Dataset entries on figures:
Start

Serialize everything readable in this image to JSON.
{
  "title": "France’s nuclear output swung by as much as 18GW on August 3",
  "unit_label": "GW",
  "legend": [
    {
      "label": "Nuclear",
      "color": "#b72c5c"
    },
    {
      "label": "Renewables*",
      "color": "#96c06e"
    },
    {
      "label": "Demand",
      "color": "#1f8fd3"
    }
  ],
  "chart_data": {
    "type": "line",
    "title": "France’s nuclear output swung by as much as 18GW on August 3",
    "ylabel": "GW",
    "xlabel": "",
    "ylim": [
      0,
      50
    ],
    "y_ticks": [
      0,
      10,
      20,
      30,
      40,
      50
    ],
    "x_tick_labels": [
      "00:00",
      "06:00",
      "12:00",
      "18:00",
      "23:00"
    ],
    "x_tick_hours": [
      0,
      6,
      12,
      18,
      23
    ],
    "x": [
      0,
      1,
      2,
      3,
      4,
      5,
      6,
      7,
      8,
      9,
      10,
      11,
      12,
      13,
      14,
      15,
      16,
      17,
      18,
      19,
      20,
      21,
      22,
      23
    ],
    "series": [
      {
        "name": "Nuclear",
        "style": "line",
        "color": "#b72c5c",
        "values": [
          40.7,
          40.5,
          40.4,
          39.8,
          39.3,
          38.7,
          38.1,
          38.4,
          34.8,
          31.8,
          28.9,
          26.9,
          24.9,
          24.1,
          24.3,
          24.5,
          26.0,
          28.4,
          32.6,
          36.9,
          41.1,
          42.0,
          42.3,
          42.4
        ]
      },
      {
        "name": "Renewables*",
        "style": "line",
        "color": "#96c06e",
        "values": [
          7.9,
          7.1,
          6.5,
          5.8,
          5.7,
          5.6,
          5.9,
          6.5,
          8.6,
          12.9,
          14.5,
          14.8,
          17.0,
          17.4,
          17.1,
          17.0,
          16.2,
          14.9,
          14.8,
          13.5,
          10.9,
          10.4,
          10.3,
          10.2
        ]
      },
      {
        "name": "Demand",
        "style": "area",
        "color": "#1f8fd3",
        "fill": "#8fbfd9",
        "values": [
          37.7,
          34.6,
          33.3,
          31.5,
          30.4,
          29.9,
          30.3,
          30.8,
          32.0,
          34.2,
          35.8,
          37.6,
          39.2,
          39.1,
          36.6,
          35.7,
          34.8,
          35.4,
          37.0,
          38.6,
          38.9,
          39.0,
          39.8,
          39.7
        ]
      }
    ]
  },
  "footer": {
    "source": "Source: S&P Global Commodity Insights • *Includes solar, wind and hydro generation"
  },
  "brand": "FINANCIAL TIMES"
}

End

• [What is being asked]
Extract all the material, leaving every line as it is.

• [Written solution]
Serialize everything readable in this image to JSON.
{
  "title": "France’s nuclear output swung by as much as 18GW on August 3",
  "unit_label": "GW",
  "legend": [
    {
      "label": "Nuclear",
      "color": "#b72c5c"
    },
    {
      "label": "Renewables*",
      "color": "#96c06e"
    },
    {
      "label": "Demand",
      "color": "#1f8fd3"
    }
  ],
  "chart_data": {
    "type": "line",
    "title": "France’s nuclear output swung by as much as 18GW on August 3",
    "ylabel": "GW",
    "xlabel": "",
    "ylim": [
      0,
      50
    ],
    "y_ticks": [
      0,
      10,
      20,
      30,
      40,
      50
    ],
    "x_tick_labels": [
      "00:00",
      "06:00",
      "12:00",
      "18:00",
      "23:00"
    ],
    "x_tick_hours": [
      0,
      6,
      12,
      18,
      23
    ],
    "x": [
      0,
      1,
      2,
      3,
      4,
      5,
      6,
      7,
      8,
      9,
      10,
      11,
      12,
      13,
      14,
      15,
      16,
      17,
      18,
      19,
      20,
      21,
      22,
      23
    ],
    "series": [
      {
        "name": "Nuclear",
        "style": "line",
        "color": "#b72c5c",
        "values": [
          40.7,
          40.5,
          40.4,
          39.8,
          39.3,
          38.7,
          38.1,
          38.4,
          34.8,
          31.8,
          28.9,
          26.9,
          24.9,
          24.1,
          24.3,
          24.5,
          26.0,
          28.4,
          32.6,
          36.9,
          41.1,
          42.0,
          42.3,
          42.4
        ]
      },
      {
        "name": "Renewables*",
        "style": "line",
        "color": "#96c06e",
        "values": [
          7.9,
          7.1,
          6.5,
          5.8,
          5.7,
          5.6,
          5.9,
          6.5,
          8.6,
          12.9,
          14.5,
          14.8,
          17.0,
          17.4,
          17.1,
          17.0,
          16.2,
          14.9,
          14.8,
          13.5,
          10.9,
          10.4,
          10.3,
          10.2
        ]
      },
      {
        "name": "Demand",
        "style": "area",
        "color": "#1f8fd3",
        "fill": "#8fbfd9",
        "values": [
          37.7,
          34.6,
          33.3,
          31.5,
          30.4,
          29.9,
          30.3,
          30.8,
          32.0,
          34.2,
          35.8,
          37.6,
          39.2,
          39.1,
          36.6,
          35.7,
          34.8,
          35.4,
          37.0,
          38.6,
          38.9,
          39.0,
          39.8,
          39.7
        ]
      }
    ]
  },
  "footer": {
    "source": "Source: S&P Global Commodity Insights • *Includes solar, wind and hydro generation"
  },
  "brand": "FINANCIAL TIMES"
}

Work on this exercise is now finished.